[Stored data]
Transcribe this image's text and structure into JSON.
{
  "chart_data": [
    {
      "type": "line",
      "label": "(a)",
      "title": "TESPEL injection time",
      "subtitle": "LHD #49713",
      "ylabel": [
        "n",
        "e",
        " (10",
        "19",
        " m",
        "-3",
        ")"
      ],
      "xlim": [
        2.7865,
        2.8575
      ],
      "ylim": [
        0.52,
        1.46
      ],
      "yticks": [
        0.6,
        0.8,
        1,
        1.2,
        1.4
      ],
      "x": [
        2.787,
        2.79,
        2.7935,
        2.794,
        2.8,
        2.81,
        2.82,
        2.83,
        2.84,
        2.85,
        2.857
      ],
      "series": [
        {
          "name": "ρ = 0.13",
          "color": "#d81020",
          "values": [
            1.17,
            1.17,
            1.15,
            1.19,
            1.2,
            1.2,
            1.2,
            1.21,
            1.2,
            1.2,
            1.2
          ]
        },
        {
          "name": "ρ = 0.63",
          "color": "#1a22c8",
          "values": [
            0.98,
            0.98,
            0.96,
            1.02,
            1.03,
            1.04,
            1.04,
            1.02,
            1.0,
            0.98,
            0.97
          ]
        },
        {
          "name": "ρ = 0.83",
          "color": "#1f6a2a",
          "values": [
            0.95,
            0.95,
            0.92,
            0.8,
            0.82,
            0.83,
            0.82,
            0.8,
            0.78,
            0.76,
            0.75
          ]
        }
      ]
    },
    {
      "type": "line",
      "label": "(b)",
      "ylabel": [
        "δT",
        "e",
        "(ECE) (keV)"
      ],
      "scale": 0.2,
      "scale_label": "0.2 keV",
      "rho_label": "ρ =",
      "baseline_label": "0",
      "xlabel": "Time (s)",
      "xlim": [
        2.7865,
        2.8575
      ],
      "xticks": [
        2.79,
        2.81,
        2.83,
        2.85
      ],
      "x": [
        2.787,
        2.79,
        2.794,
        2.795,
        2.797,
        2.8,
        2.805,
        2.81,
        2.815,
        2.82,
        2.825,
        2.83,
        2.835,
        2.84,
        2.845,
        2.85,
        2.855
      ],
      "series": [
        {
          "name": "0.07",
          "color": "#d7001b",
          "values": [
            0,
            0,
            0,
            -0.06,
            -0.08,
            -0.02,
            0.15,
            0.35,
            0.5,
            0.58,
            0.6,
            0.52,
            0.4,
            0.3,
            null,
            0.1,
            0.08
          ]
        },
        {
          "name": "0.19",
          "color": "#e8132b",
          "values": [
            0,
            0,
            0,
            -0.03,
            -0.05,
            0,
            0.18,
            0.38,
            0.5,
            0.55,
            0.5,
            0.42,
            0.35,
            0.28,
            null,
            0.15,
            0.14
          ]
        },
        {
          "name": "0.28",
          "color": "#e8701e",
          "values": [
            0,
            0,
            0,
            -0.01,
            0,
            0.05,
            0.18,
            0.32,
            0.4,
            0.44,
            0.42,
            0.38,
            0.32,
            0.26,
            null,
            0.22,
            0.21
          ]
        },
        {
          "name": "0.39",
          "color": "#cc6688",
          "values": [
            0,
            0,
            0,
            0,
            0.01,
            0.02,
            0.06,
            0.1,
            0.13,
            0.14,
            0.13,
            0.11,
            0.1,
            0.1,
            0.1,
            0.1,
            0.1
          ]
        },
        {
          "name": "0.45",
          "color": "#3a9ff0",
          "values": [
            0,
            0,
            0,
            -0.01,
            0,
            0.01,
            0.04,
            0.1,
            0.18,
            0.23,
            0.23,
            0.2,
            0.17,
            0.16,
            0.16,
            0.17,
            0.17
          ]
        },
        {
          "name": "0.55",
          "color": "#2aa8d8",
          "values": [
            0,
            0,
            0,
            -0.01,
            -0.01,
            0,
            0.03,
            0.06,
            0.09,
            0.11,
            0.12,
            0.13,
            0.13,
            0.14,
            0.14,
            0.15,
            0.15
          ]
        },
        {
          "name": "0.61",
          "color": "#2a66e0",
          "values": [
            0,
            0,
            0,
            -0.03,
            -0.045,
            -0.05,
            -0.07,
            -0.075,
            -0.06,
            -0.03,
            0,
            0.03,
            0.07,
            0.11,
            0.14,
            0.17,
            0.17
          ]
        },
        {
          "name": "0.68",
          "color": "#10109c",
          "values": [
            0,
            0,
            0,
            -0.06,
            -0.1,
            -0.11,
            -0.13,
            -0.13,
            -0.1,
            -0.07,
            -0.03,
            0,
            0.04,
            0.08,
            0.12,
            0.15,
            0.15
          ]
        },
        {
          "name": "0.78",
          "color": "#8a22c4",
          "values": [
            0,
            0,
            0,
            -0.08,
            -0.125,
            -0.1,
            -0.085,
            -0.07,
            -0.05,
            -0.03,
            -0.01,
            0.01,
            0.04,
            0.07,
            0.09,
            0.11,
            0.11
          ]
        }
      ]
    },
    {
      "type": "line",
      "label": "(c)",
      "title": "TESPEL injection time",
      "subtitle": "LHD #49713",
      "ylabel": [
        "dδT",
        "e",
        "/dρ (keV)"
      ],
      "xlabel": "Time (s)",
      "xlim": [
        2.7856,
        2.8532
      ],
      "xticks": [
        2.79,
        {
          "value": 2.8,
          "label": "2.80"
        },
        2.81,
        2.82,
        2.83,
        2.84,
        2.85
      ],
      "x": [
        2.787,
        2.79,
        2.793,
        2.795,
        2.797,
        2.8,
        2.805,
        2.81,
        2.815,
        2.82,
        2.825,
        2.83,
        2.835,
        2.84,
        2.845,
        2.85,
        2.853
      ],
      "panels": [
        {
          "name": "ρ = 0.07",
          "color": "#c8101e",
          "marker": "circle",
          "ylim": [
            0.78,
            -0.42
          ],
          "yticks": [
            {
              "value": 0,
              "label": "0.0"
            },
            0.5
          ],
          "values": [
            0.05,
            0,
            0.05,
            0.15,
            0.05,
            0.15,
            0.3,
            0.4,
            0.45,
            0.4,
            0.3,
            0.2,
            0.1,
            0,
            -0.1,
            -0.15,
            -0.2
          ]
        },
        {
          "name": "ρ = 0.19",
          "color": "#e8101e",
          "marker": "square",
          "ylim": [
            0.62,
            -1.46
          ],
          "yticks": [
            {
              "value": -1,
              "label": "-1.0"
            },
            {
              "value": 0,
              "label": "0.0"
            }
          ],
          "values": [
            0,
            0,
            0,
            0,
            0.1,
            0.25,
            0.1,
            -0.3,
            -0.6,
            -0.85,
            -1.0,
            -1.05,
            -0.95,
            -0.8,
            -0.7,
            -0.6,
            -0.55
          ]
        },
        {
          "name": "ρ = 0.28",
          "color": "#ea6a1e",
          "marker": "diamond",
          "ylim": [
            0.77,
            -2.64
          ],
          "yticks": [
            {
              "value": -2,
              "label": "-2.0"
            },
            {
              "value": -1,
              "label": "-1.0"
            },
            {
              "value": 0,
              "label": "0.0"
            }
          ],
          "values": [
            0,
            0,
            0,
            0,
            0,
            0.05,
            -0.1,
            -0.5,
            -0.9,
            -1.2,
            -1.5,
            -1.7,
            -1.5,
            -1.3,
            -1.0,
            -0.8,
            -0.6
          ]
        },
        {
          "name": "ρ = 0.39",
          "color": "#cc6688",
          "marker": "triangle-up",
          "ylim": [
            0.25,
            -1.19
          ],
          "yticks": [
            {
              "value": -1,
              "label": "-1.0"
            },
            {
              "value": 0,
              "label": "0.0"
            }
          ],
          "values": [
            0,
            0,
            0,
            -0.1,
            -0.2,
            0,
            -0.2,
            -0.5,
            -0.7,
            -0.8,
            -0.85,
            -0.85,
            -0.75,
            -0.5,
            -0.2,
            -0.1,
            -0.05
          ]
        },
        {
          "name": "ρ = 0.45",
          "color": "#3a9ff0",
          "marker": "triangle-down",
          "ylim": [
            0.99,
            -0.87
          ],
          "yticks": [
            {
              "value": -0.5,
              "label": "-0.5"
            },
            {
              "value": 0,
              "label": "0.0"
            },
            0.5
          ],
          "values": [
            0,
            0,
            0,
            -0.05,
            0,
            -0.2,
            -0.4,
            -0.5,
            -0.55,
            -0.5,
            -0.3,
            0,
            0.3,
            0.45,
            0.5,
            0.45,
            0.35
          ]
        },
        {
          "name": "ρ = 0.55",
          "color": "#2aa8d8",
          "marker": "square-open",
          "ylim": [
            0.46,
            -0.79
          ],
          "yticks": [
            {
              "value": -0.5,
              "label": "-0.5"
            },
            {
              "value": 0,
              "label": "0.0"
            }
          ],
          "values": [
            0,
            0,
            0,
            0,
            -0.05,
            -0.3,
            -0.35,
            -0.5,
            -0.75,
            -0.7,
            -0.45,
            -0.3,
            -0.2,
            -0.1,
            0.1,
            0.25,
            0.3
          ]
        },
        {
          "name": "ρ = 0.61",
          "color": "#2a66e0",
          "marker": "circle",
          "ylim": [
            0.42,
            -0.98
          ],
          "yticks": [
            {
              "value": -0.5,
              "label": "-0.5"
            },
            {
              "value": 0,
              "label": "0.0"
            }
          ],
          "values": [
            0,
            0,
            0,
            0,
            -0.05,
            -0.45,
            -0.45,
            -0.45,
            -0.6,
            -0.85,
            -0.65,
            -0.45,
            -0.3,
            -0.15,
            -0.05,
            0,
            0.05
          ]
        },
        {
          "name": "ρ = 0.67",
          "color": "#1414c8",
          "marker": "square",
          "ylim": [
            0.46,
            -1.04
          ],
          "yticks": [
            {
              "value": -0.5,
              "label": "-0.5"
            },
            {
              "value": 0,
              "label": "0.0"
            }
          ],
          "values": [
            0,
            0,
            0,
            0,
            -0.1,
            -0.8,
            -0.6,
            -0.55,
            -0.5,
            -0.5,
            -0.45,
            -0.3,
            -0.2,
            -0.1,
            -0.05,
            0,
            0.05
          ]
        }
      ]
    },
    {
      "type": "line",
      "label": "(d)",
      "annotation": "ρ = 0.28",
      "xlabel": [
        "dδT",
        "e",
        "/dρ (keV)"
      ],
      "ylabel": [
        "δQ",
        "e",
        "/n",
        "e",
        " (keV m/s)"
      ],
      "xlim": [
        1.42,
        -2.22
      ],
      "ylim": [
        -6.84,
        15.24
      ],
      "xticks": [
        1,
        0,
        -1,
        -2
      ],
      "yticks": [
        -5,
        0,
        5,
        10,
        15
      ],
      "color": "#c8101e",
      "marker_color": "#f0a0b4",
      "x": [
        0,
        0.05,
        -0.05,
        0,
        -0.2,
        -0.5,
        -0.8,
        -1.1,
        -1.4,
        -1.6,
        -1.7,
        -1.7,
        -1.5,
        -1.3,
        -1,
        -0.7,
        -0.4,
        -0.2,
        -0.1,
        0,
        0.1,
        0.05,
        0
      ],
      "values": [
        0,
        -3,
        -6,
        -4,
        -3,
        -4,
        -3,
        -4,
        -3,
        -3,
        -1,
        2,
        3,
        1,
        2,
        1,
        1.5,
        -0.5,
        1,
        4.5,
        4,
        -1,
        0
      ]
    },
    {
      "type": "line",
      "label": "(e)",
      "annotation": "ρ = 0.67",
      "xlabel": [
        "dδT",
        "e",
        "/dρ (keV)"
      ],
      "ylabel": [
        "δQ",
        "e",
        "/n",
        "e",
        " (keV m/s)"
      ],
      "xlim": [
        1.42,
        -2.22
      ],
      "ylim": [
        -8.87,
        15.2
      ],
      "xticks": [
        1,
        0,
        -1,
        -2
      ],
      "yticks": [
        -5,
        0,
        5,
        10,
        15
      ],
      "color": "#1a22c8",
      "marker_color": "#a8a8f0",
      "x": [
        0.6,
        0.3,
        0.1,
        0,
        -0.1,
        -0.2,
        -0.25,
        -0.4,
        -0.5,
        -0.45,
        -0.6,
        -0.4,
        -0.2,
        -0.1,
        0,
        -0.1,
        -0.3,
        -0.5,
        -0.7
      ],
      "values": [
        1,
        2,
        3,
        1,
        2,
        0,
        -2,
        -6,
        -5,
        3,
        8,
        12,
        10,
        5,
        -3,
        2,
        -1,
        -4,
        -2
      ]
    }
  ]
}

# TASK OBJECTIVE
Pick out lines containing the word "triangle", each one as written.

# SOLUTION
          "marker": "triangle-up",
          "marker": "triangle-down",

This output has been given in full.